Copy out all the lines where "жилой" shows up.
* Begin RECORD LIST *
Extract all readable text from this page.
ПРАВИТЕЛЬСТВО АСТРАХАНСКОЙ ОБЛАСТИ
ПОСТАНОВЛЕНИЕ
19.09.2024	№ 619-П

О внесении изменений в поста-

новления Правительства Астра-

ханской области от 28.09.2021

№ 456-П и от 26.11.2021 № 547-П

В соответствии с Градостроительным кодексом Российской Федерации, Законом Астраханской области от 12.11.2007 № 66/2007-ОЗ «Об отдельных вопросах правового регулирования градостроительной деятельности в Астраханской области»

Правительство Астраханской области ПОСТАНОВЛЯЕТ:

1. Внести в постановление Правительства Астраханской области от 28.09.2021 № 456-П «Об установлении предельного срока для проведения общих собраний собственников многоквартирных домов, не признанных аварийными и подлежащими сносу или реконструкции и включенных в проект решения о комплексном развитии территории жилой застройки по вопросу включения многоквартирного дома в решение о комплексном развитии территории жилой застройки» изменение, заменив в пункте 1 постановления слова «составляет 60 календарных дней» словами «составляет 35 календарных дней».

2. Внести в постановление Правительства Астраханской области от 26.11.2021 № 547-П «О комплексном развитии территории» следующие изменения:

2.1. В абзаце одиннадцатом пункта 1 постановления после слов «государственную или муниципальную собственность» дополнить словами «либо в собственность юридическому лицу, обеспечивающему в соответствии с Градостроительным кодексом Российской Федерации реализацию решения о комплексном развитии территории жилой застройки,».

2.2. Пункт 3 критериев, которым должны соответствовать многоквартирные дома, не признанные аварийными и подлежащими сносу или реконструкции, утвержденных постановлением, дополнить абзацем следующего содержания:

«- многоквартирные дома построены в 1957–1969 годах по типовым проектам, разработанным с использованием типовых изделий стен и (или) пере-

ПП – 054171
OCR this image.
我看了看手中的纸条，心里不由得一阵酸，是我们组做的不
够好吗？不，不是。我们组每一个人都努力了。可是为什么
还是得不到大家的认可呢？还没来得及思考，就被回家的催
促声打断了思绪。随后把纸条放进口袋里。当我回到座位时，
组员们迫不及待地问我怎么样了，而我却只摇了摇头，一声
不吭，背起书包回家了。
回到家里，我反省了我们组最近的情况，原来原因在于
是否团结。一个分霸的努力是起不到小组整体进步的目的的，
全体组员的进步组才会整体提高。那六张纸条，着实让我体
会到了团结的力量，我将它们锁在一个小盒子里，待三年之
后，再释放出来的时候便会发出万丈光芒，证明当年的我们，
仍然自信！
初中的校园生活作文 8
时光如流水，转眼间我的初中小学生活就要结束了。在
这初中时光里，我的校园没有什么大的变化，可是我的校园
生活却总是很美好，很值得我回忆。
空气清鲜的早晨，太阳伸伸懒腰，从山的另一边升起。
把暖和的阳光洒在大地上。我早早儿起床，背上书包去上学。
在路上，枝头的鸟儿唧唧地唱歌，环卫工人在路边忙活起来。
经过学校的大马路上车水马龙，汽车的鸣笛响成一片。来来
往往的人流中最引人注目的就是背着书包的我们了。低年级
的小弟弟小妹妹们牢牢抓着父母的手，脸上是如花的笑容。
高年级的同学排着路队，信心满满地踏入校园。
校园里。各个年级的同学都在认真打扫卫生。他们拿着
* End RECORD LIST *
RESULT FOR THIS TASK:
1. Внести в постановление Правительства Астраханской области от 28.09.2021 № 456-П «Об установлении предельного срока для проведения общих собраний собственников многоквартирных домов, не признанных аварийными и подлежащими сносу или реконструкции и включенных в проект решения о комплексном развитии территории жилой застройки по вопросу включения многоквартирного дома в решение о комплексном развитии территории жилой застройки» изменение, заменив в пункте 1 постановления слова «составляет 60 календарных дней» словами «составляет 35 календарных дней».
2.1. В абзаце одиннадцатом пункта 1 постановления после слов «государственную или муниципальную собственность» дополнить словами «либо в собственность юридическому лицу, обеспечивающему в соответствии с Градостроительным кодексом Российской Федерации реализацию решения о комплексном развитии территории жилой застройки,».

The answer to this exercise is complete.